[Task to carry out]
Output the full listing below exactly, without the pictures.

[START Material provided]

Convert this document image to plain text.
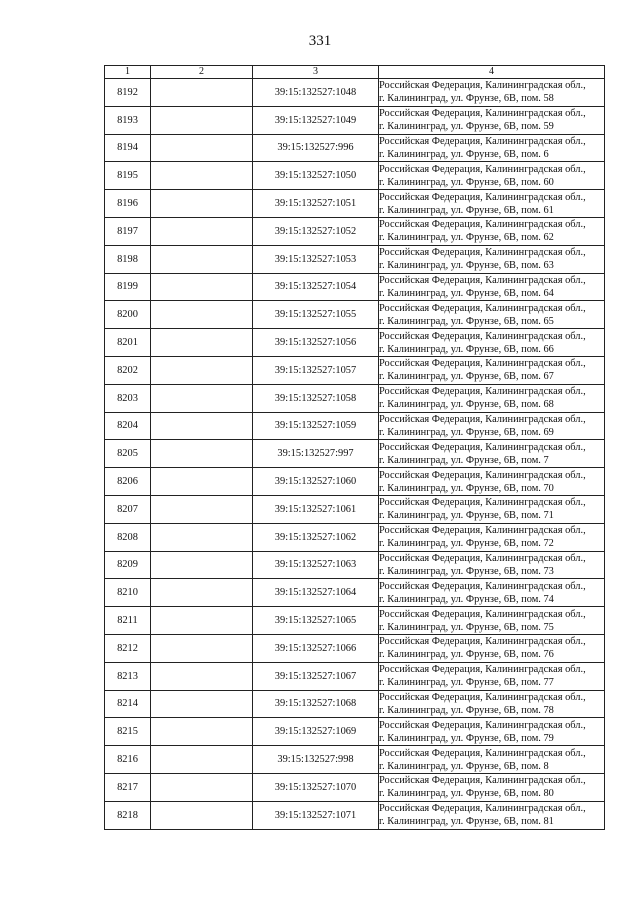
331
1	2	3	4
8192		39:15:132527:1048	Российская Федерация, Калининградская обл.,
г. Калининград, ул. Фрунзе, 6В, пом. 58

8193		39:15:132527:1049	Российская Федерация, Калининградская обл.,
г. Калининград, ул. Фрунзе, 6В, пом. 59

8194		39:15:132527:996	Российская Федерация, Калининградская обл.,
г. Калининград, ул. Фрунзе, 6В, пом. 6

8195		39:15:132527:1050	Российская Федерация, Калининградская обл.,
г. Калининград, ул. Фрунзе, 6В, пом. 60

8196		39:15:132527:1051	Российская Федерация, Калининградская обл.,
г. Калининград, ул. Фрунзе, 6В, пом. 61

8197		39:15:132527:1052	Российская Федерация, Калининградская обл.,
г. Калининград, ул. Фрунзе, 6В, пом. 62

8198		39:15:132527:1053	Российская Федерация, Калининградская обл.,
г. Калининград, ул. Фрунзе, 6В, пом. 63

8199		39:15:132527:1054	Российская Федерация, Калининградская обл.,
г. Калининград, ул. Фрунзе, 6В, пом. 64

8200		39:15:132527:1055	Российская Федерация, Калининградская обл.,
г. Калининград, ул. Фрунзе, 6В, пом. 65

8201		39:15:132527:1056	Российская Федерация, Калининградская обл.,
г. Калининград, ул. Фрунзе, 6В, пом. 66

8202		39:15:132527:1057	Российская Федерация, Калининградская обл.,
г. Калининград, ул. Фрунзе, 6В, пом. 67

8203		39:15:132527:1058	Российская Федерация, Калининградская обл.,
г. Калининград, ул. Фрунзе, 6В, пом. 68

8204		39:15:132527:1059	Российская Федерация, Калининградская обл.,
г. Калининград, ул. Фрунзе, 6В, пом. 69

8205		39:15:132527:997	Российская Федерация, Калининградская обл.,
г. Калининград, ул. Фрунзе, 6В, пом. 7

8206		39:15:132527:1060	Российская Федерация, Калининградская обл.,
г. Калининград, ул. Фрунзе, 6В, пом. 70

8207		39:15:132527:1061	Российская Федерация, Калининградская обл.,
г. Калининград, ул. Фрунзе, 6В, пом. 71

8208		39:15:132527:1062	Российская Федерация, Калининградская обл.,
г. Калининград, ул. Фрунзе, 6В, пом. 72

8209		39:15:132527:1063	Российская Федерация, Калининградская обл.,
г. Калининград, ул. Фрунзе, 6В, пом. 73

8210		39:15:132527:1064	Российская Федерация, Калининградская обл.,
г. Калининград, ул. Фрунзе, 6В, пом. 74

8211		39:15:132527:1065	Российская Федерация, Калининградская обл.,
г. Калининград, ул. Фрунзе, 6В, пом. 75

8212		39:15:132527:1066	Российская Федерация, Калининградская обл.,
г. Калининград, ул. Фрунзе, 6В, пом. 76

8213		39:15:132527:1067	Российская Федерация, Калининградская обл.,
г. Калининград, ул. Фрунзе, 6В, пом. 77

8214		39:15:132527:1068	Российская Федерация, Калининградская обл.,
г. Калининград, ул. Фрунзе, 6В, пом. 78

8215		39:15:132527:1069	Российская Федерация, Калининградская обл.,
г. Калининград, ул. Фрунзе, 6В, пом. 79

8216		39:15:132527:998	Российская Федерация, Калининградская обл.,
г. Калининград, ул. Фрунзе, 6В, пом. 8

8217		39:15:132527:1070	Российская Федерация, Калининградская обл.,
г. Калининград, ул. Фрунзе, 6В, пом. 80

8218		39:15:132527:1071	Российская Федерация, Калининградская обл.,
г. Калининград, ул. Фрунзе, 6В, пом. 81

[END Material provided]

[Answer in full]
Convert this document image to plain text.
331
1	2	3	4
8192		39:15:132527:1048	Российская Федерация, Калининградская обл.,
г. Калининград, ул. Фрунзе, 6В, пом. 58

8193		39:15:132527:1049	Российская Федерация, Калининградская обл.,
г. Калининград, ул. Фрунзе, 6В, пом. 59

8194		39:15:132527:996	Российская Федерация, Калининградская обл.,
г. Калининград, ул. Фрунзе, 6В, пом. 6

8195		39:15:132527:1050	Российская Федерация, Калининградская обл.,
г. Калининград, ул. Фрунзе, 6В, пом. 60

8196		39:15:132527:1051	Российская Федерация, Калининградская обл.,
г. Калининград, ул. Фрунзе, 6В, пом. 61

8197		39:15:132527:1052	Российская Федерация, Калининградская обл.,
г. Калининград, ул. Фрунзе, 6В, пом. 62

8198		39:15:132527:1053	Российская Федерация, Калининградская обл.,
г. Калининград, ул. Фрунзе, 6В, пом. 63

8199		39:15:132527:1054	Российская Федерация, Калининградская обл.,
г. Калининград, ул. Фрунзе, 6В, пом. 64

8200		39:15:132527:1055	Российская Федерация, Калининградская обл.,
г. Калининград, ул. Фрунзе, 6В, пом. 65

8201		39:15:132527:1056	Российская Федерация, Калининградская обл.,
г. Калининград, ул. Фрунзе, 6В, пом. 66

8202		39:15:132527:1057	Российская Федерация, Калининградская обл.,
г. Калининград, ул. Фрунзе, 6В, пом. 67

8203		39:15:132527:1058	Российская Федерация, Калининградская обл.,
г. Калининград, ул. Фрунзе, 6В, пом. 68

8204		39:15:132527:1059	Российская Федерация, Калининградская обл.,
г. Калининград, ул. Фрунзе, 6В, пом. 69

8205		39:15:132527:997	Российская Федерация, Калининградская обл.,
г. Калининград, ул. Фрунзе, 6В, пом. 7

8206		39:15:132527:1060	Российская Федерация, Калининградская обл.,
г. Калининград, ул. Фрунзе, 6В, пом. 70

8207		39:15:132527:1061	Российская Федерация, Калининградская обл.,
г. Калининград, ул. Фрунзе, 6В, пом. 71

8208		39:15:132527:1062	Российская Федерация, Калининградская обл.,
г. Калининград, ул. Фрунзе, 6В, пом. 72

8209		39:15:132527:1063	Российская Федерация, Калининградская обл.,
г. Калининград, ул. Фрунзе, 6В, пом. 73

8210		39:15:132527:1064	Российская Федерация, Калининградская обл.,
г. Калининград, ул. Фрунзе, 6В, пом. 74

8211		39:15:132527:1065	Российская Федерация, Калининградская обл.,
г. Калининград, ул. Фрунзе, 6В, пом. 75

8212		39:15:132527:1066	Российская Федерация, Калининградская обл.,
г. Калининград, ул. Фрунзе, 6В, пом. 76

8213		39:15:132527:1067	Российская Федерация, Калининградская обл.,
г. Калининград, ул. Фрунзе, 6В, пом. 77

8214		39:15:132527:1068	Российская Федерация, Калининградская обл.,
г. Калининград, ул. Фрунзе, 6В, пом. 78

8215		39:15:132527:1069	Российская Федерация, Калининградская обл.,
г. Калининград, ул. Фрунзе, 6В, пом. 79

8216		39:15:132527:998	Российская Федерация, Калининградская обл.,
г. Калининград, ул. Фрунзе, 6В, пом. 8

8217		39:15:132527:1070	Российская Федерация, Калининградская обл.,
г. Калининград, ул. Фрунзе, 6В, пом. 80

8218		39:15:132527:1071	Российская Федерация, Калининградская обл.,
г. Калининград, ул. Фрунзе, 6В, пом. 81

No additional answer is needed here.